EXERCISE: All lines in the data bearing the string "screenshot" should be identified and copied.

DATA FOR THIS EXERCISE:
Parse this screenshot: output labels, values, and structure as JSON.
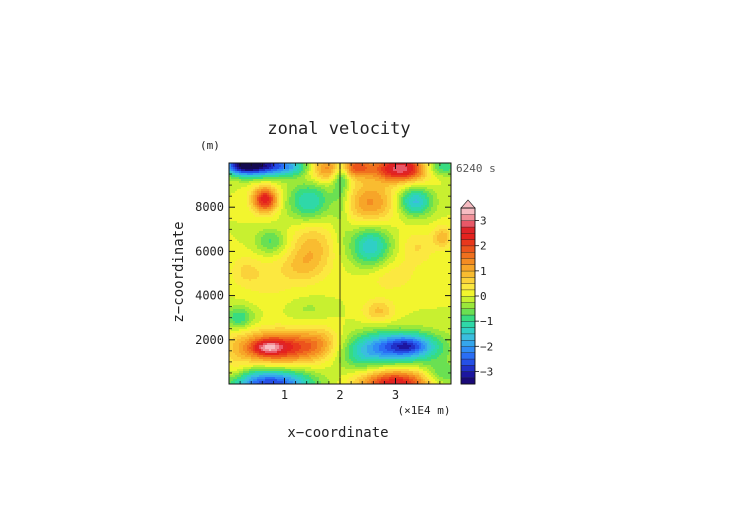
{
  "chart_data": {
    "type": "heatmap",
    "title": "zonal velocity",
    "xlabel": "x−coordinate",
    "ylabel": "z−coordinate",
    "x_unit": "(×1E4 m)",
    "y_unit": "(m)",
    "time_label": "6240 s",
    "xlim": [
      0,
      4
    ],
    "ylim": [
      0,
      10000
    ],
    "x_ticks": [
      1,
      2,
      3
    ],
    "x_tick_labels": [
      "1",
      "2",
      "3"
    ],
    "y_ticks": [
      2000,
      4000,
      6000,
      8000
    ],
    "y_tick_labels": [
      "2000",
      "4000",
      "6000",
      "8000"
    ],
    "colorbar": {
      "levels": [
        -3.5,
        -3.25,
        -3,
        -2.75,
        -2.5,
        -2.25,
        -2,
        -1.75,
        -1.5,
        -1.25,
        -1,
        -0.75,
        -0.5,
        -0.25,
        0,
        0.25,
        0.5,
        0.75,
        1,
        1.25,
        1.5,
        1.75,
        2,
        2.25,
        2.5,
        2.75,
        3,
        3.25,
        3.5
      ],
      "tick_values": [
        -3,
        -2,
        -1,
        0,
        1,
        2,
        3
      ],
      "tick_labels": [
        "−3",
        "−2",
        "−1",
        "0",
        "1",
        "2",
        "3"
      ],
      "colors": [
        "#1a0a78",
        "#1d16a0",
        "#2030c8",
        "#2550e6",
        "#2a6ef5",
        "#2f8cf5",
        "#35a6ec",
        "#3abede",
        "#2fcfc6",
        "#2fd8a8",
        "#38dc80",
        "#6ae052",
        "#9ae83a",
        "#c8f030",
        "#f2f52e",
        "#fce840",
        "#fbd23a",
        "#f9bc30",
        "#f7a528",
        "#f48c22",
        "#f0701e",
        "#ec541c",
        "#e8381c",
        "#e4221e",
        "#de2428",
        "#e85868",
        "#f09098",
        "#f7bcc2"
      ],
      "under_color": "#140a50",
      "over_color": "#f7bcc2"
    },
    "features": [
      {
        "x": 0.5,
        "y": 9900,
        "sx": 0.35,
        "sy": 350,
        "amp": -3.2
      },
      {
        "x": 0.2,
        "y": 9900,
        "sx": 0.2,
        "sy": 300,
        "amp": -1.5
      },
      {
        "x": 1.15,
        "y": 9820,
        "sx": 0.3,
        "sy": 300,
        "amp": -1.3
      },
      {
        "x": 1.8,
        "y": 9750,
        "sx": 0.3,
        "sy": 400,
        "amp": 1.6
      },
      {
        "x": 2.3,
        "y": 9820,
        "sx": 0.2,
        "sy": 300,
        "amp": 1.4
      },
      {
        "x": 3.1,
        "y": 9750,
        "sx": 0.35,
        "sy": 400,
        "amp": 3.0
      },
      {
        "x": 3.8,
        "y": 9820,
        "sx": 0.25,
        "sy": 300,
        "amp": -1.2
      },
      {
        "x": 2.02,
        "y": 9600,
        "sx": 0.12,
        "sy": 450,
        "amp": -1.1
      },
      {
        "x": 0.65,
        "y": 8350,
        "sx": 0.16,
        "sy": 400,
        "amp": 2.5
      },
      {
        "x": 1.45,
        "y": 8250,
        "sx": 0.28,
        "sy": 650,
        "amp": -1.3
      },
      {
        "x": 2.55,
        "y": 8200,
        "sx": 0.33,
        "sy": 700,
        "amp": 1.3
      },
      {
        "x": 3.35,
        "y": 8250,
        "sx": 0.22,
        "sy": 450,
        "amp": -1.6
      },
      {
        "x": 2.02,
        "y": 8700,
        "sx": 0.12,
        "sy": 1300,
        "amp": -0.6
      },
      {
        "x": 0.75,
        "y": 6450,
        "sx": 0.2,
        "sy": 400,
        "amp": -0.8
      },
      {
        "x": 1.5,
        "y": 6150,
        "sx": 0.28,
        "sy": 900,
        "amp": 0.9
      },
      {
        "x": 2.55,
        "y": 6200,
        "sx": 0.26,
        "sy": 700,
        "amp": -1.5
      },
      {
        "x": 3.4,
        "y": 6200,
        "sx": 0.22,
        "sy": 500,
        "amp": 0.5
      },
      {
        "x": 3.85,
        "y": 6650,
        "sx": 0.12,
        "sy": 350,
        "amp": 0.9
      },
      {
        "x": 0.3,
        "y": 5100,
        "sx": 0.2,
        "sy": 500,
        "amp": 0.5
      },
      {
        "x": 0.75,
        "y": 4700,
        "sx": 0.3,
        "sy": 700,
        "amp": 0.35
      },
      {
        "x": 1.25,
        "y": 5300,
        "sx": 0.25,
        "sy": 500,
        "amp": 0.45
      },
      {
        "x": 2.85,
        "y": 4950,
        "sx": 0.4,
        "sy": 600,
        "amp": 0.45
      },
      {
        "x": 0.18,
        "y": 3000,
        "sx": 0.18,
        "sy": 350,
        "amp": -1.0
      },
      {
        "x": 2.7,
        "y": 3300,
        "sx": 0.2,
        "sy": 350,
        "amp": 0.8
      },
      {
        "x": 1.45,
        "y": 3400,
        "sx": 0.25,
        "sy": 350,
        "amp": -0.3
      },
      {
        "x": 0.9,
        "y": 1650,
        "sx": 0.55,
        "sy": 500,
        "amp": 2.4
      },
      {
        "x": 0.7,
        "y": 1650,
        "sx": 0.18,
        "sy": 220,
        "amp": 1.2
      },
      {
        "x": 1.65,
        "y": 1900,
        "sx": 0.25,
        "sy": 500,
        "amp": 0.6
      },
      {
        "x": 3.0,
        "y": 1650,
        "sx": 0.55,
        "sy": 500,
        "amp": -2.4
      },
      {
        "x": 3.25,
        "y": 1750,
        "sx": 0.25,
        "sy": 280,
        "amp": -0.9
      },
      {
        "x": 2.35,
        "y": 1100,
        "sx": 0.3,
        "sy": 500,
        "amp": -0.5
      },
      {
        "x": 0.75,
        "y": 0,
        "sx": 0.5,
        "sy": 450,
        "amp": -2.8
      },
      {
        "x": 3.0,
        "y": 0,
        "sx": 0.45,
        "sy": 450,
        "amp": 2.6
      },
      {
        "x": 3.85,
        "y": 400,
        "sx": 0.25,
        "sy": 400,
        "amp": -0.9
      },
      {
        "x": 0.12,
        "y": 500,
        "sx": 0.15,
        "sy": 400,
        "amp": 0.4
      }
    ]
  }
}
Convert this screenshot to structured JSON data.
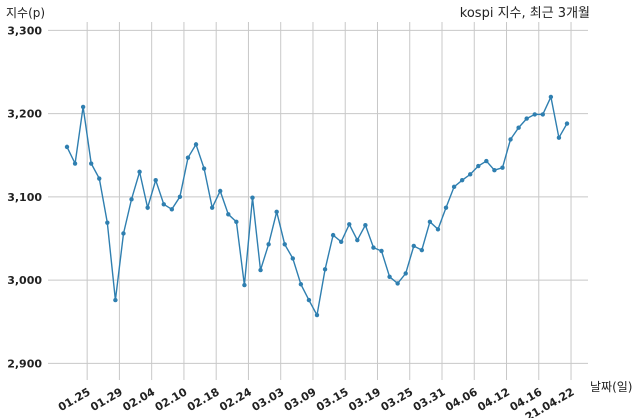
{
  "chart_data": {
    "type": "line",
    "title": "kospi 지수, 최근 3개월",
    "ylabel": "지수(p)",
    "xlabel": "날짜(일)",
    "ylim": [
      2880,
      3310
    ],
    "yticks": [
      2900,
      3000,
      3100,
      3200,
      3300
    ],
    "ytick_labels": [
      "2,900",
      "3,000",
      "3,100",
      "3,200",
      "3,300"
    ],
    "xtick_labels": [
      "01.25",
      "01.29",
      "02.04",
      "02.10",
      "02.18",
      "02.24",
      "03.03",
      "03.09",
      "03.15",
      "03.19",
      "03.25",
      "03.31",
      "04.06",
      "04.12",
      "04.16",
      "21.04.22"
    ],
    "xtick_positions": [
      2.5,
      6.5,
      10.5,
      14.5,
      18.5,
      22.5,
      26.5,
      30.5,
      34.5,
      38.5,
      42.5,
      46.5,
      50.5,
      54.5,
      58.5,
      62.5
    ],
    "grid": true,
    "series": [
      {
        "name": "",
        "color": "#2f7fb0",
        "values": [
          3160,
          3140,
          3208,
          3140,
          3122,
          3069,
          2976,
          3056,
          3097,
          3130,
          3087,
          3120,
          3091,
          3085,
          3100,
          3147,
          3163,
          3134,
          3087,
          3107,
          3079,
          3070,
          2994,
          3099,
          3012,
          3043,
          3082,
          3043,
          3026,
          2995,
          2976,
          2958,
          3013,
          3054,
          3046,
          3067,
          3048,
          3066,
          3039,
          3035,
          3004,
          2996,
          3008,
          3041,
          3036,
          3070,
          3061,
          3087,
          3112,
          3120,
          3127,
          3137,
          3143,
          3132,
          3135,
          3169,
          3183,
          3194,
          3199,
          3199,
          3220,
          3171,
          3188
        ]
      }
    ]
  }
}
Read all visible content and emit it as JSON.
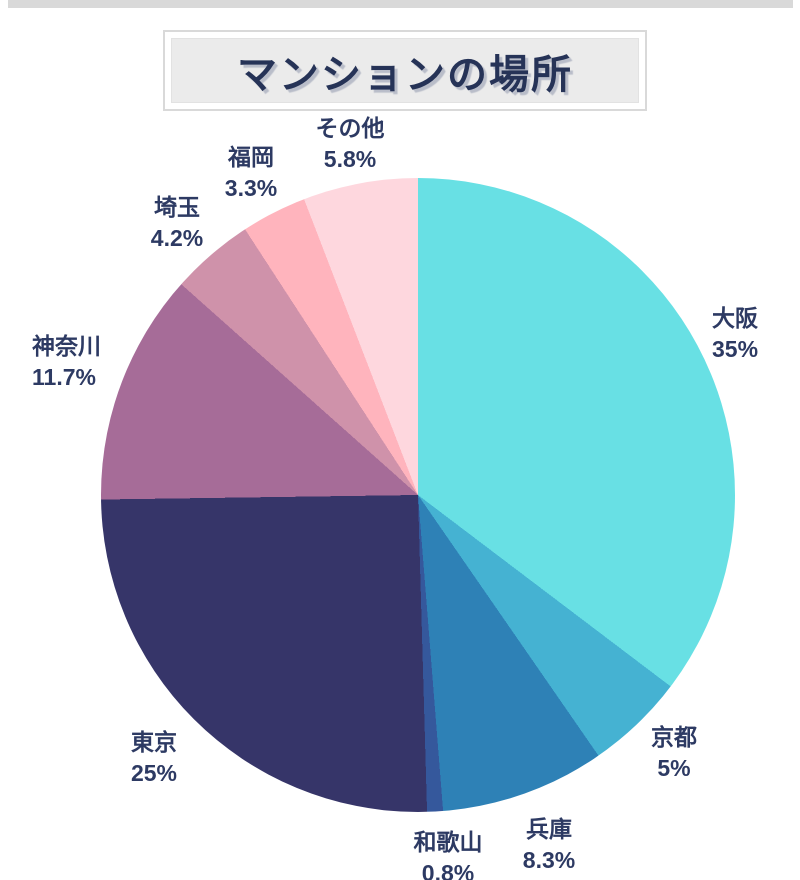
{
  "page": {
    "background_color": "#ffffff",
    "top_bar_color": "#d9d9d9"
  },
  "title": {
    "text": "マンションの場所",
    "text_color": "#263357",
    "panel_fill": "#ebebeb",
    "frame_color": "#d9d9d9"
  },
  "chart_data": {
    "type": "pie",
    "title": "マンションの場所",
    "start_angle_deg": 0,
    "direction": "clockwise",
    "label_color": "#2d3a63",
    "legend_position": "none",
    "slices": [
      {
        "label": "大阪",
        "value": 35,
        "pct": "35%",
        "color": "#68e0e4"
      },
      {
        "label": "京都",
        "value": 5,
        "pct": "5%",
        "color": "#45b2d2"
      },
      {
        "label": "兵庫",
        "value": 8.3,
        "pct": "8.3%",
        "color": "#2e81b6"
      },
      {
        "label": "和歌山",
        "value": 0.8,
        "pct": "0.8%",
        "color": "#35589c"
      },
      {
        "label": "東京",
        "value": 25,
        "pct": "25%",
        "color": "#363569"
      },
      {
        "label": "神奈川",
        "value": 11.7,
        "pct": "11.7%",
        "color": "#a66c98"
      },
      {
        "label": "埼玉",
        "value": 4.2,
        "pct": "4.2%",
        "color": "#cf92aa"
      },
      {
        "label": "福岡",
        "value": 3.3,
        "pct": "3.3%",
        "color": "#ffb4bd"
      },
      {
        "label": "その他",
        "value": 5.8,
        "pct": "5.8%",
        "color": "#fed7de"
      }
    ]
  }
}
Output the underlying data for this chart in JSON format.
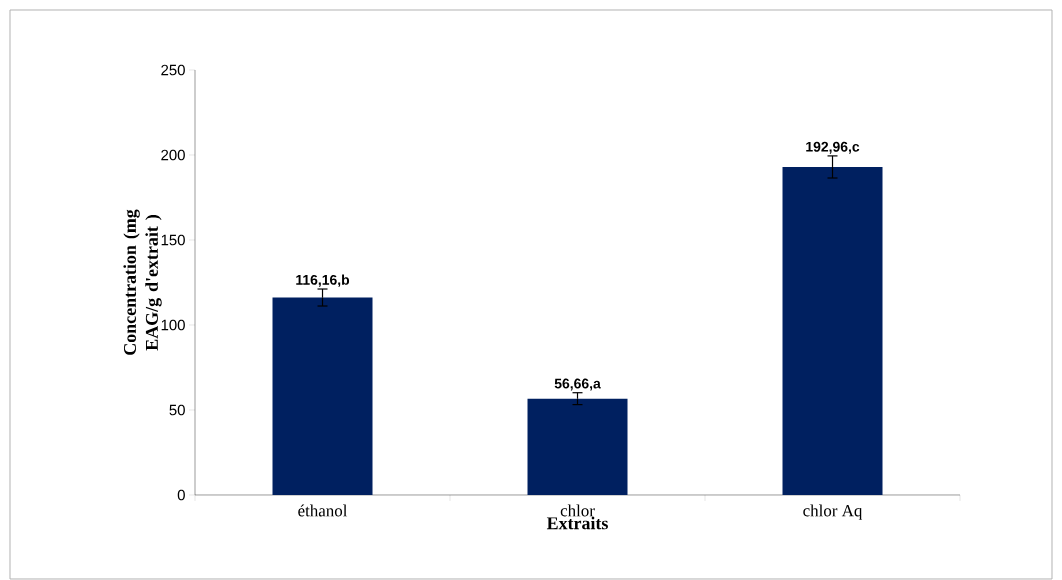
{
  "chart_data": {
    "type": "bar",
    "xlabel": "Extraits",
    "ylabel": "Concentration (mg EAG/g d'extrait )",
    "categories": [
      "éthanol",
      "chlor",
      "chlor Aq"
    ],
    "values": [
      116.16,
      56.66,
      192.96
    ],
    "errors": [
      5,
      3.5,
      6.5
    ],
    "value_labels": [
      "116,16,b",
      "56,66,a",
      "192,96,c"
    ],
    "color": "#002060",
    "ylim": [
      0,
      250
    ],
    "yticks": [
      0,
      50,
      100,
      150,
      200,
      250
    ]
  }
}
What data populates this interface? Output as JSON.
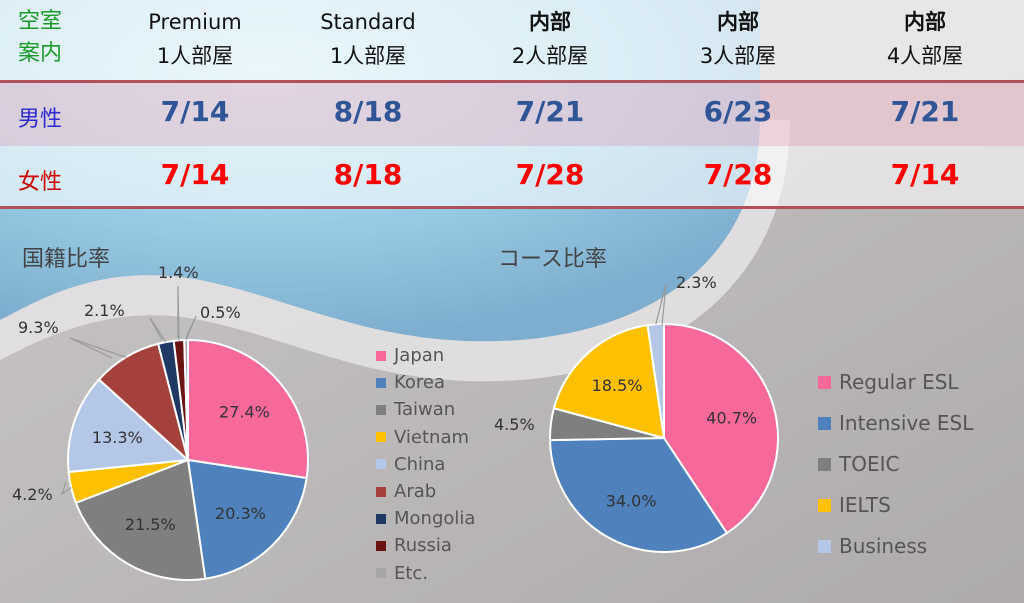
{
  "header": {
    "corner_label_1": "空室",
    "corner_label_2": "案内",
    "columns": [
      {
        "line1": "Premium",
        "line2": "1人部屋"
      },
      {
        "line1": "Standard",
        "line2": "1人部屋"
      },
      {
        "line1": "内部",
        "line2": "2人部屋"
      },
      {
        "line1": "内部",
        "line2": "3人部屋"
      },
      {
        "line1": "内部",
        "line2": "4人部屋"
      }
    ]
  },
  "rows": {
    "male": {
      "label": "男性",
      "values": [
        "7/14",
        "8/18",
        "7/21",
        "6/23",
        "7/21"
      ]
    },
    "female": {
      "label": "女性",
      "values": [
        "7/14",
        "8/18",
        "7/28",
        "7/28",
        "7/14"
      ]
    }
  },
  "colors": {
    "corner_label": "#1a9a2a",
    "male": "#2f5597",
    "male_label": "#2a2ad0",
    "female": "#ff0000",
    "female_label": "#cc0000"
  },
  "chart_data": [
    {
      "type": "pie",
      "title": "国籍比率",
      "categories": [
        "Japan",
        "Korea",
        "Taiwan",
        "Vietnam",
        "China",
        "Arab",
        "Mongolia",
        "Russia",
        "Etc."
      ],
      "values": [
        27.4,
        20.3,
        21.5,
        4.2,
        13.3,
        9.3,
        2.1,
        1.4,
        0.5
      ],
      "labels": [
        "27.4%",
        "20.3%",
        "21.5%",
        "4.2%",
        "13.3%",
        "9.3%",
        "2.1%",
        "1.4%",
        "0.5%"
      ],
      "colors": [
        "#f7699a",
        "#4f81bd",
        "#7f7f7f",
        "#ffc000",
        "#b4c7e7",
        "#a5413d",
        "#1f3864",
        "#6a1414",
        "#a5a5a5"
      ],
      "legend_position": "right"
    },
    {
      "type": "pie",
      "title": "コース比率",
      "categories": [
        "Regular ESL",
        "Intensive ESL",
        "TOEIC",
        "IELTS",
        "Business"
      ],
      "values": [
        40.7,
        34.0,
        4.5,
        18.5,
        2.3
      ],
      "labels": [
        "40.7%",
        "34.0%",
        "4.5%",
        "18.5%",
        "2.3%"
      ],
      "colors": [
        "#f7699a",
        "#4f81bd",
        "#7f7f7f",
        "#ffc000",
        "#b4c7e7"
      ],
      "legend_position": "right"
    }
  ]
}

ANSWER TO THE EXERCISE:
Parse this screenshot: output labels, values, and structure as JSON.
Convert this screenshot to structured JSON data.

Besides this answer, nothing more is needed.